**GIVEN RECORDS**
## START

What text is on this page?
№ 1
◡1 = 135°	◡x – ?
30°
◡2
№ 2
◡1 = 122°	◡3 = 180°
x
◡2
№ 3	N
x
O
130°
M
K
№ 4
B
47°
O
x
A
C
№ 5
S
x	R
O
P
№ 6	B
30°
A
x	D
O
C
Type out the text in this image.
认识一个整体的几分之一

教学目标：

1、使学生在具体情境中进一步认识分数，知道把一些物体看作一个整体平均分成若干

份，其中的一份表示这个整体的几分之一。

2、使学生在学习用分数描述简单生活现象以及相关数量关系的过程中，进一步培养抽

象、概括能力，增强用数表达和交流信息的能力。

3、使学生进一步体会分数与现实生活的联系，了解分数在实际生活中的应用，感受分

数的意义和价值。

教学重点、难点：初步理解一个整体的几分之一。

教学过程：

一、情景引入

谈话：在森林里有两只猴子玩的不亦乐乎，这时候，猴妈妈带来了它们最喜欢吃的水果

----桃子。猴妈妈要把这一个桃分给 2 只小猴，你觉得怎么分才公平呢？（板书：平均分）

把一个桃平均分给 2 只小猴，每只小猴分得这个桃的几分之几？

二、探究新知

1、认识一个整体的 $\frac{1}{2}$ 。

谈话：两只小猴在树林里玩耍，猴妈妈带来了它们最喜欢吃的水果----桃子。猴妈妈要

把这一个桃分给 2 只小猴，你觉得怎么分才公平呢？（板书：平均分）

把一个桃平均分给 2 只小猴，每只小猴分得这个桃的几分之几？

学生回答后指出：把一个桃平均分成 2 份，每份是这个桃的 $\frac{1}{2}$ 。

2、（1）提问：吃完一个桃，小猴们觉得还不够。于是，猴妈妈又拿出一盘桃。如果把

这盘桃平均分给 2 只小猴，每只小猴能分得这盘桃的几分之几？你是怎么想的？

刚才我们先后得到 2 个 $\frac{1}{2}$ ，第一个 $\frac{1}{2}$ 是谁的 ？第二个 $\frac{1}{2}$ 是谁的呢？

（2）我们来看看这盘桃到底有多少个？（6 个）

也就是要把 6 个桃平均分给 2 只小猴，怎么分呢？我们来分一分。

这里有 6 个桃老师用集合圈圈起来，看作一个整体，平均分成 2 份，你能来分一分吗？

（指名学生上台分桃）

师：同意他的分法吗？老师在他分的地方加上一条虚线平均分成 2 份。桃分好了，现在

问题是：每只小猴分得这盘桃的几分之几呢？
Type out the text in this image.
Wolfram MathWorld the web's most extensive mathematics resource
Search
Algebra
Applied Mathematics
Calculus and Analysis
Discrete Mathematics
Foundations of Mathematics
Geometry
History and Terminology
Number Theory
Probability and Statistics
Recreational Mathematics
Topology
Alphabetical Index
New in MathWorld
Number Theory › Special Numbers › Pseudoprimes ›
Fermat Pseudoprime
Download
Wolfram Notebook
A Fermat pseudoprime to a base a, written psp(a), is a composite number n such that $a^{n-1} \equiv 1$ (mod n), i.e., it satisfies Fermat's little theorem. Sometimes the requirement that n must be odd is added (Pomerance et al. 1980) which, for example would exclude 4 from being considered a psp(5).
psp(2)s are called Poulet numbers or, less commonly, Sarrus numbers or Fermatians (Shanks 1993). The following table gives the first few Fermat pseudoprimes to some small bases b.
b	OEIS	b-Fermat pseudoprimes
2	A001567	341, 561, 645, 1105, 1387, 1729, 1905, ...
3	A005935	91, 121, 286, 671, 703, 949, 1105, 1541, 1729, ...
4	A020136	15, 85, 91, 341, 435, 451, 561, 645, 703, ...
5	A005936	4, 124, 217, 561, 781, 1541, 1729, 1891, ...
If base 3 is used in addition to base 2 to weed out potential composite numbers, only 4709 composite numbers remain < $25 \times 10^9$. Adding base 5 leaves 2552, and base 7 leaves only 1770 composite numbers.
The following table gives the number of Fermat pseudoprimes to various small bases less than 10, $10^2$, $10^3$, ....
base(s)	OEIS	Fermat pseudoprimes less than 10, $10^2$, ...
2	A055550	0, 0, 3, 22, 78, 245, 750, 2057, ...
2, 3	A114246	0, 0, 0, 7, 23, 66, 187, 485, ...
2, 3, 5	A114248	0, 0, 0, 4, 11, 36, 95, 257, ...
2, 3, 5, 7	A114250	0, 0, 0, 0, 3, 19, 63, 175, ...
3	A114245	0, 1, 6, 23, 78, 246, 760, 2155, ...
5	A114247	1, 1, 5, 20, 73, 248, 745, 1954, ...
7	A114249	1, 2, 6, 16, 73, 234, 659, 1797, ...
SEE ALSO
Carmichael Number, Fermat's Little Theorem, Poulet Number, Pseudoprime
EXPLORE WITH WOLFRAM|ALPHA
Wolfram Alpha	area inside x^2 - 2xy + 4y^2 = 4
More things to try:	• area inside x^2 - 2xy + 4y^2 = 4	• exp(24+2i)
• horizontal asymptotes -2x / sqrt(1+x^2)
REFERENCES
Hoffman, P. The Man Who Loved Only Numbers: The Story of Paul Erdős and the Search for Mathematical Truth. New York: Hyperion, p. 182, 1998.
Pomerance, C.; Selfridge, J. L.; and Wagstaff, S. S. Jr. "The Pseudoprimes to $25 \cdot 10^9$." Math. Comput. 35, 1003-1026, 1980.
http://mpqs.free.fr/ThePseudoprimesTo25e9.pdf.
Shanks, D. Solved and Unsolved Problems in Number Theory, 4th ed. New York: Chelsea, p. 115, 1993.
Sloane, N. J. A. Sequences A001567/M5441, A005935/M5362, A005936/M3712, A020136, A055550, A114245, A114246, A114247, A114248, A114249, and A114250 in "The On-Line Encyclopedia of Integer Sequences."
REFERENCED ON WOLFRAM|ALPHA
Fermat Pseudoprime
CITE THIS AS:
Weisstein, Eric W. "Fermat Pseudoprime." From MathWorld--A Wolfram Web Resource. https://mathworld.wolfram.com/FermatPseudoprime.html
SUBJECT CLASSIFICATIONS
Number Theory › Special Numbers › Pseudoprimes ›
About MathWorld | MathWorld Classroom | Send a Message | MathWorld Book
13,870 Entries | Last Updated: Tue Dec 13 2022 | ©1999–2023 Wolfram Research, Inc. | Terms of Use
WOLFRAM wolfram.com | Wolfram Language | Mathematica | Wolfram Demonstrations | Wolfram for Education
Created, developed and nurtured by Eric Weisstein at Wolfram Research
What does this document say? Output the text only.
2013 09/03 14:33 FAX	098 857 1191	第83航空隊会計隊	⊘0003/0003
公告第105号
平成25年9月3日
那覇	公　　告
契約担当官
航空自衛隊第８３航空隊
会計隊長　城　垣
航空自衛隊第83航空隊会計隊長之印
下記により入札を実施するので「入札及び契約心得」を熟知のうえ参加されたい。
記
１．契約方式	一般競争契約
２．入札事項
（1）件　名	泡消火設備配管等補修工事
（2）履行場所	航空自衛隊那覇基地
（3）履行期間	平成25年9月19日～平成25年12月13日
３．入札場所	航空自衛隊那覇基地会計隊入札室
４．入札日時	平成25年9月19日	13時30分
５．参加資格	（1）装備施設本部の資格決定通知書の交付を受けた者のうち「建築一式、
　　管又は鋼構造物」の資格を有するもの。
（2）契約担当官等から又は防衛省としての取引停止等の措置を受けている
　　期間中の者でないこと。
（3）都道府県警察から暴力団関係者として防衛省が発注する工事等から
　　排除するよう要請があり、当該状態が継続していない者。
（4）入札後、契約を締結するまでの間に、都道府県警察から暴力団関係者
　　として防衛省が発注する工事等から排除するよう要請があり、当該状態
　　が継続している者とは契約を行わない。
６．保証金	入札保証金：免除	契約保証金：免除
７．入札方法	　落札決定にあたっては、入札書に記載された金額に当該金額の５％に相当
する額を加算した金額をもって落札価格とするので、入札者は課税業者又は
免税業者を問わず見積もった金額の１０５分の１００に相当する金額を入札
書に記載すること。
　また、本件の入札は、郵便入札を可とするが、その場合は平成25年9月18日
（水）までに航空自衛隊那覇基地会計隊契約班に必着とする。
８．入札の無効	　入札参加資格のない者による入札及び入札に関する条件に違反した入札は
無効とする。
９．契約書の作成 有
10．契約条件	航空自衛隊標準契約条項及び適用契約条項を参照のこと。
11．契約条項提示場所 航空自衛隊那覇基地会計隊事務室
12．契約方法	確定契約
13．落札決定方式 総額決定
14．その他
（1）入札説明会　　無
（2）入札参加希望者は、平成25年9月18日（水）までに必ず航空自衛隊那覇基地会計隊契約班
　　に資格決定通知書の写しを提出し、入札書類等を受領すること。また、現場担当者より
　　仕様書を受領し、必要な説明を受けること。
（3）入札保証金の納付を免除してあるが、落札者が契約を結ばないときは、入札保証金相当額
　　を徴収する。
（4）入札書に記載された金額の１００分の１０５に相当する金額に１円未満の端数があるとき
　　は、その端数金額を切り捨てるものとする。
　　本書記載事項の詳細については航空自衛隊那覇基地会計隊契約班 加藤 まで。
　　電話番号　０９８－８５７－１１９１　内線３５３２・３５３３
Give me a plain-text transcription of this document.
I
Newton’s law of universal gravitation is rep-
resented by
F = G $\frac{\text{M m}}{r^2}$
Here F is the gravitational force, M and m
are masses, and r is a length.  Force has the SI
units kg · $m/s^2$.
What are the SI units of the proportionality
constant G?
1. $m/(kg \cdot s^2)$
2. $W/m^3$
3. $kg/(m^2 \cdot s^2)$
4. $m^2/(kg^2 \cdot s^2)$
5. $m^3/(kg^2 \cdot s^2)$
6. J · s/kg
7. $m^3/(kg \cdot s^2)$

## END

The string "inside" may appear in lines of the listing above; tally those lines and give the number only.

**FULL SOLUTION**
2